→ STATED GOAL
Make an exact copy of the entries, and keep any pictures out of it.

---*---

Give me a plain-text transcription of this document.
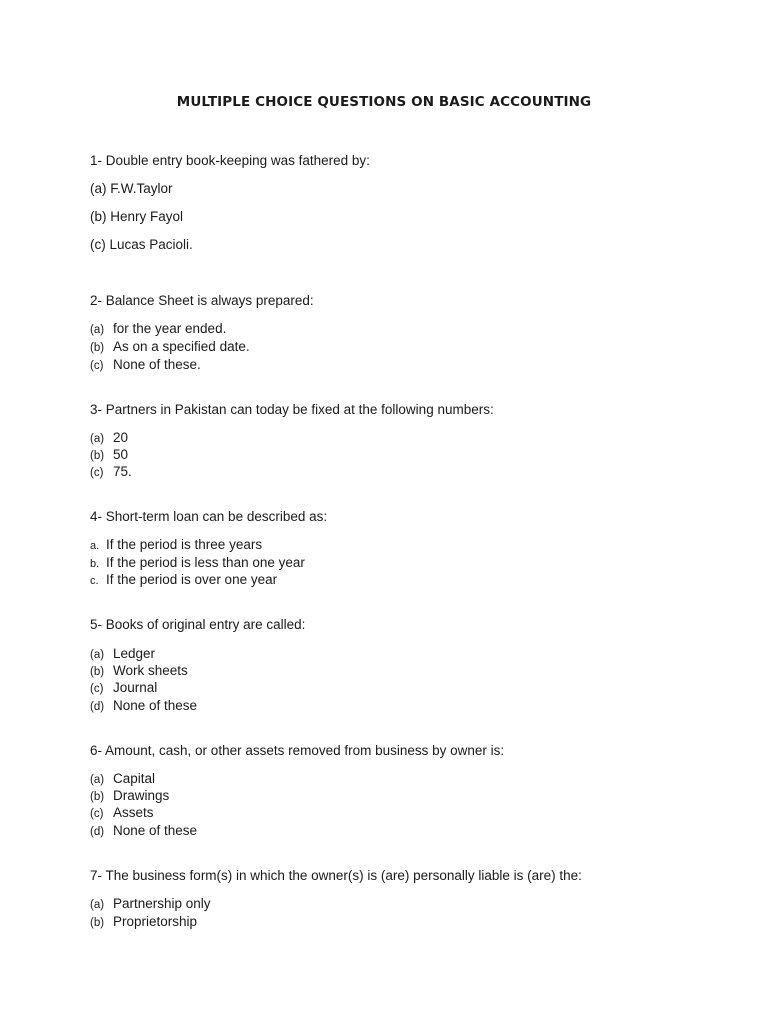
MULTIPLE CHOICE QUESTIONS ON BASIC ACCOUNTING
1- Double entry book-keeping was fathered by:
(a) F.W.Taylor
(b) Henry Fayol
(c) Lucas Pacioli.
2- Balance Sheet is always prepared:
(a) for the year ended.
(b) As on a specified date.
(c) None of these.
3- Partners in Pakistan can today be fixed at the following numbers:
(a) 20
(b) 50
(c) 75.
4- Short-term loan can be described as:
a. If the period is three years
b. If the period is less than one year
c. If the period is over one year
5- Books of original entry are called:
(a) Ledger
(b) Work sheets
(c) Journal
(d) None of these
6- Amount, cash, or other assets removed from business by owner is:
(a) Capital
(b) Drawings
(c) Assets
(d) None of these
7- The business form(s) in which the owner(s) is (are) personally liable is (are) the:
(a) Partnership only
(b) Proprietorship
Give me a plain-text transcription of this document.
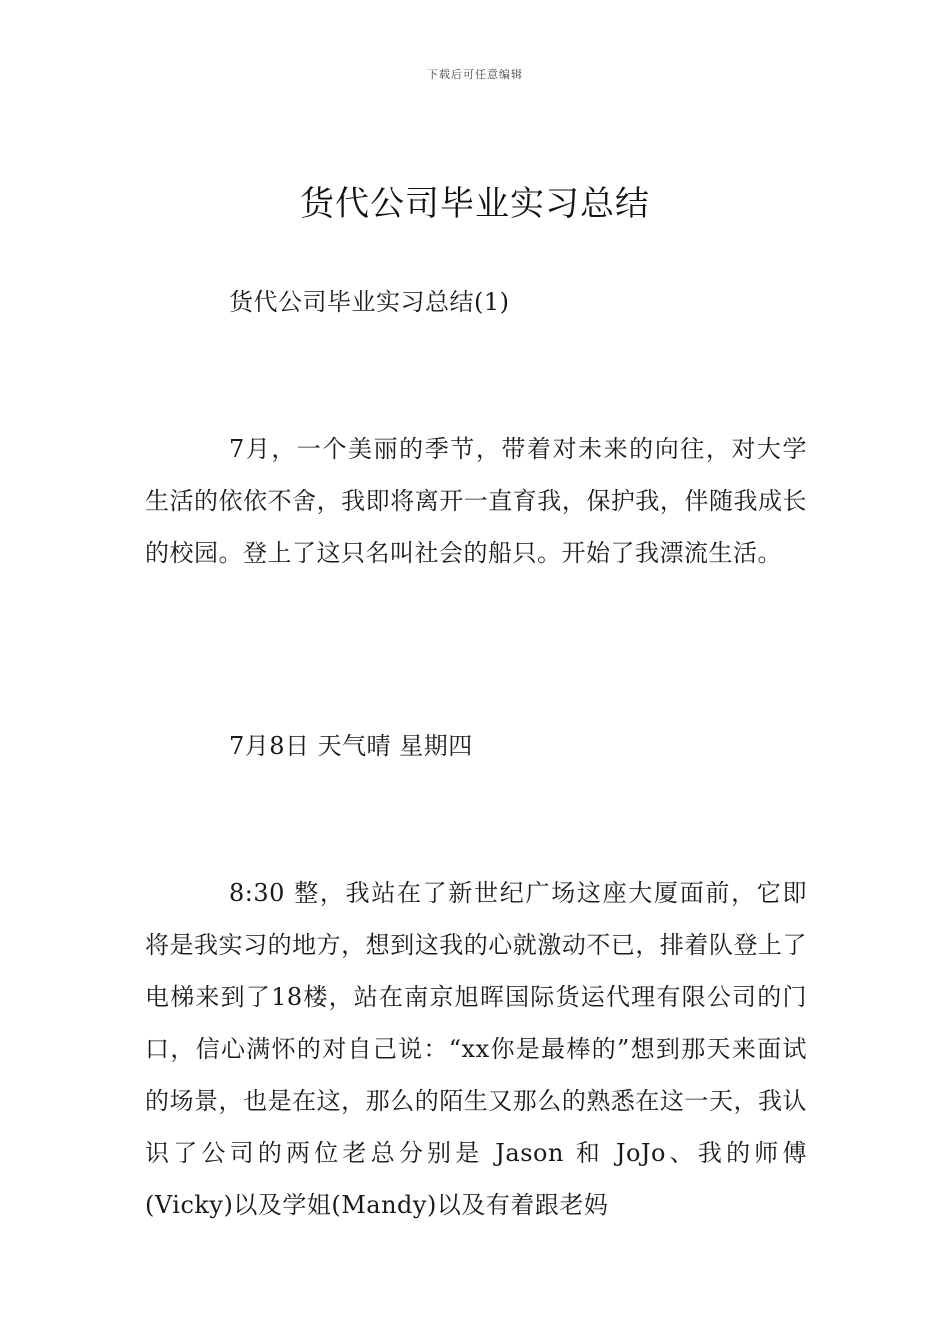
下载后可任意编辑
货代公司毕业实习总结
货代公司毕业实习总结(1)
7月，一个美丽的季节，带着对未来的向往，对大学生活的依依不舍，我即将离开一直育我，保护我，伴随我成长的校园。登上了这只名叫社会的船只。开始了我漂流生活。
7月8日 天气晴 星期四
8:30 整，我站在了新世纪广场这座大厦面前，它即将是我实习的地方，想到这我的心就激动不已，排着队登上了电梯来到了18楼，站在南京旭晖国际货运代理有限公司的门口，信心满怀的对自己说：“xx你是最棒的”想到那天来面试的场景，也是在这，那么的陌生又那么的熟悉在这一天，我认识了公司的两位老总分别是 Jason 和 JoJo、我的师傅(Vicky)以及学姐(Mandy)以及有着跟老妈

---*---

→ OUTPUT OF THE EXERCISE
Give me a plain-text transcription of this document.
MULTIPLE CHOICE QUESTIONS ON BASIC ACCOUNTING
1- Double entry book-keeping was fathered by:
(a) F.W.Taylor
(b) Henry Fayol
(c) Lucas Pacioli.
2- Balance Sheet is always prepared:
(a) for the year ended.
(b) As on a specified date.
(c) None of these.
3- Partners in Pakistan can today be fixed at the following numbers:
(a) 20
(b) 50
(c) 75.
4- Short-term loan can be described as:
a. If the period is three years
b. If the period is less than one year
c. If the period is over one year
5- Books of original entry are called:
(a) Ledger
(b) Work sheets
(c) Journal
(d) None of these
6- Amount, cash, or other assets removed from business by owner is:
(a) Capital
(b) Drawings
(c) Assets
(d) None of these
7- The business form(s) in which the owner(s) is (are) personally liable is (are) the:
(a) Partnership only
(b) Proprietorship
Give me a plain-text transcription of this document.
下载后可任意编辑
货代公司毕业实习总结
货代公司毕业实习总结(1)
7月，一个美丽的季节，带着对未来的向往，对大学生活的依依不舍，我即将离开一直育我，保护我，伴随我成长的校园。登上了这只名叫社会的船只。开始了我漂流生活。
7月8日 天气晴 星期四
8:30 整，我站在了新世纪广场这座大厦面前，它即将是我实习的地方，想到这我的心就激动不已，排着队登上了电梯来到了18楼，站在南京旭晖国际货运代理有限公司的门口，信心满怀的对自己说：“xx你是最棒的”想到那天来面试的场景，也是在这，那么的陌生又那么的熟悉在这一天，我认识了公司的两位老总分别是 Jason 和 JoJo、我的师傅(Vicky)以及学姐(Mandy)以及有着跟老妈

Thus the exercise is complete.